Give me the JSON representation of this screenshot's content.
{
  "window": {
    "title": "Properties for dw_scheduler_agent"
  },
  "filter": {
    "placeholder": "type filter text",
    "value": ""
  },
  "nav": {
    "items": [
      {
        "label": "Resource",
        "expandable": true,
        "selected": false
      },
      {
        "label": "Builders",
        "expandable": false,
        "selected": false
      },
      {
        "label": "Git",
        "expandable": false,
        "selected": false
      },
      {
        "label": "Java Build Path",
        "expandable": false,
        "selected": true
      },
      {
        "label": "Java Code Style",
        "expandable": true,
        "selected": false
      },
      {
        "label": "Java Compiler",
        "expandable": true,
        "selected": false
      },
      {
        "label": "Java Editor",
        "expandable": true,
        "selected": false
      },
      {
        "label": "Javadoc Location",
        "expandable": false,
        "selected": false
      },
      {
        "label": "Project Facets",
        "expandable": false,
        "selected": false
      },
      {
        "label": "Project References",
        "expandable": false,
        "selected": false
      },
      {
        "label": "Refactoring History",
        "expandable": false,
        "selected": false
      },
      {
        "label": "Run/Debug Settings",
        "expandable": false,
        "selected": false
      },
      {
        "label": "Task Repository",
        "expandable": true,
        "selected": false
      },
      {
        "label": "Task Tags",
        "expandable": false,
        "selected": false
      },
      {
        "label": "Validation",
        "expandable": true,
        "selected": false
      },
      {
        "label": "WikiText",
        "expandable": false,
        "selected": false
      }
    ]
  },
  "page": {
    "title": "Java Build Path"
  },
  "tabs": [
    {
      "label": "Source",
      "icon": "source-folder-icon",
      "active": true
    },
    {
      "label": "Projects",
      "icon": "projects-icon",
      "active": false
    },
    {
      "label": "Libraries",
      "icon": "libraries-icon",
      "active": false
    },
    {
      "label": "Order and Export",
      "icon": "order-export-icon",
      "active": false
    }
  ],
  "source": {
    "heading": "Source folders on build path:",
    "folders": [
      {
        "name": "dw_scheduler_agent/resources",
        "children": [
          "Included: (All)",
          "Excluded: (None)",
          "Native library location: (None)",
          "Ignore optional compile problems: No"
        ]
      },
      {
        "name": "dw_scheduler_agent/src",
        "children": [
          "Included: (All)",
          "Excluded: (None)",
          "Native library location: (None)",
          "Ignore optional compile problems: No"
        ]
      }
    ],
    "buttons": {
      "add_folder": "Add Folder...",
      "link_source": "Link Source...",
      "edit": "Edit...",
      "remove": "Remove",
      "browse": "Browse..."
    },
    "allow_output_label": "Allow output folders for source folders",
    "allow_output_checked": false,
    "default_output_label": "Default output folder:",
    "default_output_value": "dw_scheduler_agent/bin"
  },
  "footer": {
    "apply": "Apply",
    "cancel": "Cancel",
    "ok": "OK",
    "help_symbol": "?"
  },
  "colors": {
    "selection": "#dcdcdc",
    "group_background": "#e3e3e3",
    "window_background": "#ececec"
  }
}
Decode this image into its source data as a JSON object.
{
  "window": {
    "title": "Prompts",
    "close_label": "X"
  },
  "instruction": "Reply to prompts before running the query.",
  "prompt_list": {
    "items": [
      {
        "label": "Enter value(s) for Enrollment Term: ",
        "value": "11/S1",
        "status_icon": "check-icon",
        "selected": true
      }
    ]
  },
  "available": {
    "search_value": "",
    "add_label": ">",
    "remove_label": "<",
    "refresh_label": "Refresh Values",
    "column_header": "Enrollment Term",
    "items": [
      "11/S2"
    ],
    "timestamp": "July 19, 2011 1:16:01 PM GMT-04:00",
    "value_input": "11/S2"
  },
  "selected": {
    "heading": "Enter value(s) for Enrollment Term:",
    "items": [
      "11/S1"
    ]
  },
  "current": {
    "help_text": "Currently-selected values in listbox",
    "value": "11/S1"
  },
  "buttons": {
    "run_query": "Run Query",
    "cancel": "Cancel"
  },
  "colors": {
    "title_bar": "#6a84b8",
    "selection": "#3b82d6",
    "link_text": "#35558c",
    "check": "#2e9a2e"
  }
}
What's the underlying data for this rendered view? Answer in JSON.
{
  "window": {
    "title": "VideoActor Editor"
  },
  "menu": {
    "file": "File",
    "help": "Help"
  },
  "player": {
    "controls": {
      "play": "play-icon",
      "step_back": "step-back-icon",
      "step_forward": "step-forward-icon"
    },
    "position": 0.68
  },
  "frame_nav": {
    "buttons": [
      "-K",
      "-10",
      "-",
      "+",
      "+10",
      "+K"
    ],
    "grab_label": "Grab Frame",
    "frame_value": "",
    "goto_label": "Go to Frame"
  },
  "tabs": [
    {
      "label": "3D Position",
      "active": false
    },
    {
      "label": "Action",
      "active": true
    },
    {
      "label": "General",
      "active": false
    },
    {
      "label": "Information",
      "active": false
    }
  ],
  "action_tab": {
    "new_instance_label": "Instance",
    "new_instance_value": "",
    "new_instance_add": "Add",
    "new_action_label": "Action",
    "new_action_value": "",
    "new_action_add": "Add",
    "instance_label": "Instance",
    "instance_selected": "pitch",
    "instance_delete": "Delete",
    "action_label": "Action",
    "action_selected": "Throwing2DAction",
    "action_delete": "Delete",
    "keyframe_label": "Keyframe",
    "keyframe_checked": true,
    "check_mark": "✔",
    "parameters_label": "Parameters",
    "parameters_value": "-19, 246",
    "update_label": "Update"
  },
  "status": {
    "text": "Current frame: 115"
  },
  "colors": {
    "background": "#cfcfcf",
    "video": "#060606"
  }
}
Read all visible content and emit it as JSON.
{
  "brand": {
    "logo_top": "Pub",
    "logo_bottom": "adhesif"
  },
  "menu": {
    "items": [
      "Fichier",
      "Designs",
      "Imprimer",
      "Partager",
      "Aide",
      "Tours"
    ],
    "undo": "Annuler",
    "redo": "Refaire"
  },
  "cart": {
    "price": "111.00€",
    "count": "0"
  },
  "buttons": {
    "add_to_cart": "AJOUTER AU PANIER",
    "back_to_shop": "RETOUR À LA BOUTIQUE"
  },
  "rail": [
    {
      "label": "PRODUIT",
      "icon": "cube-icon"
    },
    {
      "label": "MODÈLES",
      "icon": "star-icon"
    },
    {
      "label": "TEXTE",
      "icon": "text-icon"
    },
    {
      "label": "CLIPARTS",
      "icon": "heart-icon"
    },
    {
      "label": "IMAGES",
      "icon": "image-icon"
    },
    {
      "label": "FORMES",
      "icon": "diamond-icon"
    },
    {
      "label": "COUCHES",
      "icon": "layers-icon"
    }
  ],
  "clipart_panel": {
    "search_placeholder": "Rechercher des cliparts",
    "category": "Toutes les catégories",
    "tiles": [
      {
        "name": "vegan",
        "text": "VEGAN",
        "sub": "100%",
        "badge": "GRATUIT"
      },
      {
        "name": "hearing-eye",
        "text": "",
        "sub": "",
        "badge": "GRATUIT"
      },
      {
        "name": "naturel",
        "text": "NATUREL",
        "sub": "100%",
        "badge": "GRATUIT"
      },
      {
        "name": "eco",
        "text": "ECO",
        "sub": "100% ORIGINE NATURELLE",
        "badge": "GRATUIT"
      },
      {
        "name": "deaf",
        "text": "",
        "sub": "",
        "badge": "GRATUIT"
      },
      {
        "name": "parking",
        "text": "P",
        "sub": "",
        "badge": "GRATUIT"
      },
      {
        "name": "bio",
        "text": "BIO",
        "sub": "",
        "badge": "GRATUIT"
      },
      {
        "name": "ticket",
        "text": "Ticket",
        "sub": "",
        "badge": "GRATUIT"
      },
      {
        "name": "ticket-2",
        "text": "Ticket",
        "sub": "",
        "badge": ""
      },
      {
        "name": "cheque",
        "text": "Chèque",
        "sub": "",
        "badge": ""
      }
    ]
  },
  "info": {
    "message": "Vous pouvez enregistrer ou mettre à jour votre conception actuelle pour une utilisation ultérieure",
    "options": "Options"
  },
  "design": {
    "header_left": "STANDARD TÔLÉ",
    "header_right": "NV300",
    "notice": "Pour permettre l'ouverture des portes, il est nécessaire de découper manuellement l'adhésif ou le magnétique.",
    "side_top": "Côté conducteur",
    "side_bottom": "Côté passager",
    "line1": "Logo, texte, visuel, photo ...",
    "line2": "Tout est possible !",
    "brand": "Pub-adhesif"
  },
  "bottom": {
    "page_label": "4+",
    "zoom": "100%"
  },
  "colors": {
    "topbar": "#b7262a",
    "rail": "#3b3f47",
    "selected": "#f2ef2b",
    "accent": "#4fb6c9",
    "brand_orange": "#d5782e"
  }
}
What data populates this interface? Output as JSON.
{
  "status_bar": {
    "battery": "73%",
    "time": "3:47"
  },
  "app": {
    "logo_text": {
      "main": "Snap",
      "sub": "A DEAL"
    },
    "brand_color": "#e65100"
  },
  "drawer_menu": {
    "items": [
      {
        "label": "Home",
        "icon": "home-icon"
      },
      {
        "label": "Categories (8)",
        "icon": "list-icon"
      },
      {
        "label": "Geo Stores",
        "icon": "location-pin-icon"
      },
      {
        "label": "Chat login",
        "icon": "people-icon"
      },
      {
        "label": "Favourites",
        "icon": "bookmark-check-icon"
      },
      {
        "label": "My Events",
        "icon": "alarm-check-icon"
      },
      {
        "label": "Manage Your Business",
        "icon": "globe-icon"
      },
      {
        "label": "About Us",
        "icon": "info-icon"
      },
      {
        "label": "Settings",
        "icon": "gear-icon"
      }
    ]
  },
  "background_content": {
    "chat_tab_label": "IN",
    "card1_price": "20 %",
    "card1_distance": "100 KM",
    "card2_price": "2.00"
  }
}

### GOAL
Identify each line in the records above that contains the word "folders", and copy it out in full.

### ANSWER TO THIS TASK
    "heading": "Source folders on build path:",
    "folders": [
    "allow_output_label": "Allow output folders for source folders",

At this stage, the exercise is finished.